Search the material below for the word "price" and copy every line in which it occurs.

— start of Records supplied —

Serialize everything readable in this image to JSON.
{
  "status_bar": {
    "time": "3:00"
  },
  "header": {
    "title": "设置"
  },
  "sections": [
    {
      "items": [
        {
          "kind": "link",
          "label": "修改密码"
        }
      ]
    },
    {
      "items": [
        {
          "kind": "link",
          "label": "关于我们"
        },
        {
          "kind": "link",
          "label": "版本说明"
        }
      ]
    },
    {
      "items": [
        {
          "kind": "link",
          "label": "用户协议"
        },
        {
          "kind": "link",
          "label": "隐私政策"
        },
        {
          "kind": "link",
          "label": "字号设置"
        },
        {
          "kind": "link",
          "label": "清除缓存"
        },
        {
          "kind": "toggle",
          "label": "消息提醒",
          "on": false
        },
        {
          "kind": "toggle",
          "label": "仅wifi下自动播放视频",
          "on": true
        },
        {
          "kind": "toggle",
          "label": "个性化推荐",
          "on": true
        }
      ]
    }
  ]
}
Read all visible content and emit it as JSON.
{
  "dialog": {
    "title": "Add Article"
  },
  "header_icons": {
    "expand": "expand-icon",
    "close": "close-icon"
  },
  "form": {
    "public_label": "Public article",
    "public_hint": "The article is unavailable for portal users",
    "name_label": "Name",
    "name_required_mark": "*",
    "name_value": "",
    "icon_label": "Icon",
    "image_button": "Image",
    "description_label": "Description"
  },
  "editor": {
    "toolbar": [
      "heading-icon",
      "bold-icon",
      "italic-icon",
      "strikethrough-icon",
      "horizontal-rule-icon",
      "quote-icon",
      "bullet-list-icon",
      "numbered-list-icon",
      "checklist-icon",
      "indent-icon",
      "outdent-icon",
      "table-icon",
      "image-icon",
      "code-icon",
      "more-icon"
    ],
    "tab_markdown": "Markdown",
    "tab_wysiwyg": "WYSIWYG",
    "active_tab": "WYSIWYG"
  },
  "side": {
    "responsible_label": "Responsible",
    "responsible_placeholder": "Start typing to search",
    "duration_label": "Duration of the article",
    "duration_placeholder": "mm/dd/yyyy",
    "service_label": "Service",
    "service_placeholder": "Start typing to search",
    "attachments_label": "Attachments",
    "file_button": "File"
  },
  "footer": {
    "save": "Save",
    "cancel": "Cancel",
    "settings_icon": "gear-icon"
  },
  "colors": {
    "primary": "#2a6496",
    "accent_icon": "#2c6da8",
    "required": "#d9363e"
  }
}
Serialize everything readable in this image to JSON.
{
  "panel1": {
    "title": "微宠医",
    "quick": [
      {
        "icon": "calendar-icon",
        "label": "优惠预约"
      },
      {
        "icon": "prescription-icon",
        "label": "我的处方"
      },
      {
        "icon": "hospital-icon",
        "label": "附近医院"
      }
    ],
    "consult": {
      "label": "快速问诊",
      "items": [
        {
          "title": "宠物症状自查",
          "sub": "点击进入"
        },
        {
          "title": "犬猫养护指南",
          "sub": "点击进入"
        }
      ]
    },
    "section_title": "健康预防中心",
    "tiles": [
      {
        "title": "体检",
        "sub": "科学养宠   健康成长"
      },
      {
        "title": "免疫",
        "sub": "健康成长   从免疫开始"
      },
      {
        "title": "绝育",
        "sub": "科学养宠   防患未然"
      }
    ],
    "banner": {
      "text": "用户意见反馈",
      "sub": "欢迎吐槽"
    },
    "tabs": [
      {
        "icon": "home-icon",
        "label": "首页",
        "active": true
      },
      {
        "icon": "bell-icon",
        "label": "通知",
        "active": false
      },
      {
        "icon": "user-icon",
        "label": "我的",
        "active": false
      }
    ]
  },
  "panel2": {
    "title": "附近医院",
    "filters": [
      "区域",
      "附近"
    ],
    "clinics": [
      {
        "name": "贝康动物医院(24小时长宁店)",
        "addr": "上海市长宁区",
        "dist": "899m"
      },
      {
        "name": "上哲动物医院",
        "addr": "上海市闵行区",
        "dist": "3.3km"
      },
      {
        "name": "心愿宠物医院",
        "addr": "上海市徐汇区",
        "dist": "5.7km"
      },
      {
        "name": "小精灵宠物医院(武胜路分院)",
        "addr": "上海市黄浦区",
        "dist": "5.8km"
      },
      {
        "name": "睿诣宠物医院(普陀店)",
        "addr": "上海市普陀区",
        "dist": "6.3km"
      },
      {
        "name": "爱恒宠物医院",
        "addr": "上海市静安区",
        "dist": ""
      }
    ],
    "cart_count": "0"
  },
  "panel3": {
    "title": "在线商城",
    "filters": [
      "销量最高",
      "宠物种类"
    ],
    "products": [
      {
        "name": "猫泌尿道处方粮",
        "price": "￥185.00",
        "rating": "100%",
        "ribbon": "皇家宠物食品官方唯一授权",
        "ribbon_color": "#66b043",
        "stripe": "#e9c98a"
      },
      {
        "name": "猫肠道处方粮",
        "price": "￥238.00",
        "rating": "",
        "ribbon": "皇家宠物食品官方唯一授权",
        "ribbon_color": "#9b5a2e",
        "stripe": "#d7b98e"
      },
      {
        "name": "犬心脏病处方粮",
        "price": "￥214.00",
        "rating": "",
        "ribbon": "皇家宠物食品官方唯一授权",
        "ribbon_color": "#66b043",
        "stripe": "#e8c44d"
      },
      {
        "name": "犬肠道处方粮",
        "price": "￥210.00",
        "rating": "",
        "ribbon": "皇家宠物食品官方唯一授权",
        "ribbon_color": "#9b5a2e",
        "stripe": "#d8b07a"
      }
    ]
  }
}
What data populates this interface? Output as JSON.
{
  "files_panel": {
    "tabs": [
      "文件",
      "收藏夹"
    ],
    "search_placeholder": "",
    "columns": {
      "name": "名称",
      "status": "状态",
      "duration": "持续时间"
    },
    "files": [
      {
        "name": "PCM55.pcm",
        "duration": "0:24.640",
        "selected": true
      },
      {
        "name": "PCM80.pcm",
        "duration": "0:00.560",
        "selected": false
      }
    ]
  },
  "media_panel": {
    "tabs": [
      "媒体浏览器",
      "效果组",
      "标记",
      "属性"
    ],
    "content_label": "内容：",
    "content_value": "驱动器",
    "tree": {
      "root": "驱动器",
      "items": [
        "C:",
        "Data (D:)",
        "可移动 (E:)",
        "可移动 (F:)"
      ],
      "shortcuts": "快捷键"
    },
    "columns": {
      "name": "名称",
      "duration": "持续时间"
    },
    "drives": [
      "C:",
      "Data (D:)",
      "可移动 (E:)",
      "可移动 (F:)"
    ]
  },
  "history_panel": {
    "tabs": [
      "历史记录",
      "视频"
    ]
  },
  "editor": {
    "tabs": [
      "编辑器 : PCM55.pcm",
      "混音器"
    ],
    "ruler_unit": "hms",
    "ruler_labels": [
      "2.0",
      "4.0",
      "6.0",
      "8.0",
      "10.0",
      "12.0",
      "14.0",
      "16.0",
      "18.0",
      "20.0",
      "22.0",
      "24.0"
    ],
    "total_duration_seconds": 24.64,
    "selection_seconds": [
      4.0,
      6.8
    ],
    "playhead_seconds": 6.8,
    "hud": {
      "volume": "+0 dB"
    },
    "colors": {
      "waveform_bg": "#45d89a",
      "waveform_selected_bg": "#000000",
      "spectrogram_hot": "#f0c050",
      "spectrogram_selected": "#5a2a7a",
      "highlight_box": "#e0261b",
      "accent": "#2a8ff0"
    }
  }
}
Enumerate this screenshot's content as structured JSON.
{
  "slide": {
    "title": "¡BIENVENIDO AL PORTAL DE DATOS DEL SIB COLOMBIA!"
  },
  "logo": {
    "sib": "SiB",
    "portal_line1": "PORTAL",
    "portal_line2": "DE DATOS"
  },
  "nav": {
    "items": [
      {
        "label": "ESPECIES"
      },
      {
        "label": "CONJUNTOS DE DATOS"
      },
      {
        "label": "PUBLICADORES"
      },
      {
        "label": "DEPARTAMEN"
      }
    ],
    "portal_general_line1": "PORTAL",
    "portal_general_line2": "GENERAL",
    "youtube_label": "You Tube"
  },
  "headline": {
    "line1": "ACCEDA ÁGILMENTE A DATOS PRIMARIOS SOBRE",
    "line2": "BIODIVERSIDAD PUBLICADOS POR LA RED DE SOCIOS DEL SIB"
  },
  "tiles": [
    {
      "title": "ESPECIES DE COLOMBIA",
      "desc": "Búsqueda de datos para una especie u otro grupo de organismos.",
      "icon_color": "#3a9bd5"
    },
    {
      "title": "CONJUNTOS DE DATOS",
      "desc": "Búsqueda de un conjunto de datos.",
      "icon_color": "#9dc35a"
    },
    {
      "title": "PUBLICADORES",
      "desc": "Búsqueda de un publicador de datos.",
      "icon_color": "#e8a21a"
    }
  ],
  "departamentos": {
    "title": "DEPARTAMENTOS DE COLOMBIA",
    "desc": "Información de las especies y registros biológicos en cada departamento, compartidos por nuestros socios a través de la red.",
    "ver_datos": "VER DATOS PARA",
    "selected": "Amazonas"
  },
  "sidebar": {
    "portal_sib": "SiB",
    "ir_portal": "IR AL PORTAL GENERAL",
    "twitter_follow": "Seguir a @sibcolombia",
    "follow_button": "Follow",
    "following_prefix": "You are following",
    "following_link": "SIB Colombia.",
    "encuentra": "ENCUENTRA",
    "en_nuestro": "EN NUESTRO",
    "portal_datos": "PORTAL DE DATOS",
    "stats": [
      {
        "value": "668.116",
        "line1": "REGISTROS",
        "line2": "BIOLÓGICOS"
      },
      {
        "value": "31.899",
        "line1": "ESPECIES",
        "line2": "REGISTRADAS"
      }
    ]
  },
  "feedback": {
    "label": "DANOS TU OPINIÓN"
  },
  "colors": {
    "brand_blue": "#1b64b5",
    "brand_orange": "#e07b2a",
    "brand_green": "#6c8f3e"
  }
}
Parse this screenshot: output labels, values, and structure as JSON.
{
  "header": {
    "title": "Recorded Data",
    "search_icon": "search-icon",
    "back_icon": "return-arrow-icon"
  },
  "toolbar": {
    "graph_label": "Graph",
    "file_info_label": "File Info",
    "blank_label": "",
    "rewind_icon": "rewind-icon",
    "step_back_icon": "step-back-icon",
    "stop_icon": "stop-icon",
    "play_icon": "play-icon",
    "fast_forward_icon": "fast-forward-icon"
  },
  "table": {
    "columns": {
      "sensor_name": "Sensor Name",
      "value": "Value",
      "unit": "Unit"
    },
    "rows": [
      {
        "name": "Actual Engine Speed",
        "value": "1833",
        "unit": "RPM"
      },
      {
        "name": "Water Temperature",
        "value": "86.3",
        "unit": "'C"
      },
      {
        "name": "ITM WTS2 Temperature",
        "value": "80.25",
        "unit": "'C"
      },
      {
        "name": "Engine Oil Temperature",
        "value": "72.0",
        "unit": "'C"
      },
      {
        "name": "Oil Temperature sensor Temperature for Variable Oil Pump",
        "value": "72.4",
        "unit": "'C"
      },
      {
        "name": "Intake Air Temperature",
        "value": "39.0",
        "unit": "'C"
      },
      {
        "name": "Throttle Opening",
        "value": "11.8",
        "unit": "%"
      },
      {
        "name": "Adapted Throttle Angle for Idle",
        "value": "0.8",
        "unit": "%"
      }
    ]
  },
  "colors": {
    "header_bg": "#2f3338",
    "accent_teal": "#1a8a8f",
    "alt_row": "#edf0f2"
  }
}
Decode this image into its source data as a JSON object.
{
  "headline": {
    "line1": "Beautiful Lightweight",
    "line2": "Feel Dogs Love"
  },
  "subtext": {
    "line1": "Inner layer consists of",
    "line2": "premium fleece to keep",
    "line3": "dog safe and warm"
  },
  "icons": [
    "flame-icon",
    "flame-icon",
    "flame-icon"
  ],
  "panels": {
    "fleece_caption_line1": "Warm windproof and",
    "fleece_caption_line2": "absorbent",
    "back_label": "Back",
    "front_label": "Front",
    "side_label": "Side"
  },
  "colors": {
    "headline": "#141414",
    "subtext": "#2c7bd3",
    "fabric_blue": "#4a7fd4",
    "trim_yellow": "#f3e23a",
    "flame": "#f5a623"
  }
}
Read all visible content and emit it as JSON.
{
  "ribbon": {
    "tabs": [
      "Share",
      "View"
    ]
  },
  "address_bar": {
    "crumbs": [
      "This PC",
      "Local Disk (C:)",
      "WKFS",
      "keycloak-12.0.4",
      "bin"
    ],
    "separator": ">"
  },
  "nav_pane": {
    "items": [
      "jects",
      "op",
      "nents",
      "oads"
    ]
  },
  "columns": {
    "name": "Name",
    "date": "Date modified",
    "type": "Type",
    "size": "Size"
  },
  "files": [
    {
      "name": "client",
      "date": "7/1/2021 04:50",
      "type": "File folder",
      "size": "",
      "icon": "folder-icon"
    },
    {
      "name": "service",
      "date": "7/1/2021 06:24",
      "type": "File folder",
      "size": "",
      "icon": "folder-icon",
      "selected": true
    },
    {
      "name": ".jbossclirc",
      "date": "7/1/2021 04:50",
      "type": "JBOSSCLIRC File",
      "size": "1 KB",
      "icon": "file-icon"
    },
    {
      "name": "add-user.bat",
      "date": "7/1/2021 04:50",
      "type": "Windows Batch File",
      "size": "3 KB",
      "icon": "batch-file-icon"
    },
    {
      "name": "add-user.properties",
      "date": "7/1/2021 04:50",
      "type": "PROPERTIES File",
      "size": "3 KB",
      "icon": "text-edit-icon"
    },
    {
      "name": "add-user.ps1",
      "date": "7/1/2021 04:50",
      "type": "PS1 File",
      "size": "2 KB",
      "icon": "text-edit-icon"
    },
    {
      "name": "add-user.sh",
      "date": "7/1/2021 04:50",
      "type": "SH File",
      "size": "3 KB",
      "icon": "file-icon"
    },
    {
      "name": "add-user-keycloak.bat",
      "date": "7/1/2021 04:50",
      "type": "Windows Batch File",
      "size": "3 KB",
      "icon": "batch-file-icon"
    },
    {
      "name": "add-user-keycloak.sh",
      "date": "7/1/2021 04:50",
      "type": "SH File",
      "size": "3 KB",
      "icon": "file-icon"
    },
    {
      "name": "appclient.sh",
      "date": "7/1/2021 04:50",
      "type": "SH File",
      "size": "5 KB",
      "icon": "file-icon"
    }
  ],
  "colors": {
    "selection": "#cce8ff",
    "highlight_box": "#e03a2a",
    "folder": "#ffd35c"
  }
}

— end of Records supplied —

Answer for the task >>
        "price": "￥185.00",
        "price": "￥238.00",
        "price": "￥214.00",
        "price": "￥210.00",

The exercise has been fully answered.